● Exercise directions: Read the data and repeat all of it exactly.

● Collected data entries:
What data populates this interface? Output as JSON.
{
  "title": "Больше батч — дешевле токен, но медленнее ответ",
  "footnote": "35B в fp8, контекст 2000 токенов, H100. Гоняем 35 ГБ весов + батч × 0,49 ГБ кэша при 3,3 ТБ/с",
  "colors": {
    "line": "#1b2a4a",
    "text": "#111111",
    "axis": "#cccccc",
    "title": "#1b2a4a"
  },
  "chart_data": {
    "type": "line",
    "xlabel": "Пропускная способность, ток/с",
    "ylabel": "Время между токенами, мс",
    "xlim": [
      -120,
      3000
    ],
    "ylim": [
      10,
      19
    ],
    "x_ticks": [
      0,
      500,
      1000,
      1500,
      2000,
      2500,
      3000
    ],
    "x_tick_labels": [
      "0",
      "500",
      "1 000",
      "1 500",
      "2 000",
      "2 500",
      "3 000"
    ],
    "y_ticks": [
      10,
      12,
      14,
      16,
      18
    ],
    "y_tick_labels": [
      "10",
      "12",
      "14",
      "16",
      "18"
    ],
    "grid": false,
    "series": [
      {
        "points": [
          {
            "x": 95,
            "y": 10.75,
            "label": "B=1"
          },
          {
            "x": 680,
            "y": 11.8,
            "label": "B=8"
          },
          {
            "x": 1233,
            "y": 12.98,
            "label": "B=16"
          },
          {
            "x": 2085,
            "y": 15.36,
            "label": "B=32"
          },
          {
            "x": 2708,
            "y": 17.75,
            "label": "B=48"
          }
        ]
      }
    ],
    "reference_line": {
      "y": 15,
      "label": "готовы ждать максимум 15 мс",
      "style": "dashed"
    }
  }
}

● Output of the task:
What data populates this interface? Output as JSON.
{
  "title": "Больше батч — дешевле токен, но медленнее ответ",
  "footnote": "35B в fp8, контекст 2000 токенов, H100. Гоняем 35 ГБ весов + батч × 0,49 ГБ кэша при 3,3 ТБ/с",
  "colors": {
    "line": "#1b2a4a",
    "text": "#111111",
    "axis": "#cccccc",
    "title": "#1b2a4a"
  },
  "chart_data": {
    "type": "line",
    "xlabel": "Пропускная способность, ток/с",
    "ylabel": "Время между токенами, мс",
    "xlim": [
      -120,
      3000
    ],
    "ylim": [
      10,
      19
    ],
    "x_ticks": [
      0,
      500,
      1000,
      1500,
      2000,
      2500,
      3000
    ],
    "x_tick_labels": [
      "0",
      "500",
      "1 000",
      "1 500",
      "2 000",
      "2 500",
      "3 000"
    ],
    "y_ticks": [
      10,
      12,
      14,
      16,
      18
    ],
    "y_tick_labels": [
      "10",
      "12",
      "14",
      "16",
      "18"
    ],
    "grid": false,
    "series": [
      {
        "points": [
          {
            "x": 95,
            "y": 10.75,
            "label": "B=1"
          },
          {
            "x": 680,
            "y": 11.8,
            "label": "B=8"
          },
          {
            "x": 1233,
            "y": 12.98,
            "label": "B=16"
          },
          {
            "x": 2085,
            "y": 15.36,
            "label": "B=32"
          },
          {
            "x": 2708,
            "y": 17.75,
            "label": "B=48"
          }
        ]
      }
    ],
    "reference_line": {
      "y": 15,
      "label": "готовы ждать максимум 15 мс",
      "style": "dashed"
    }
  }
}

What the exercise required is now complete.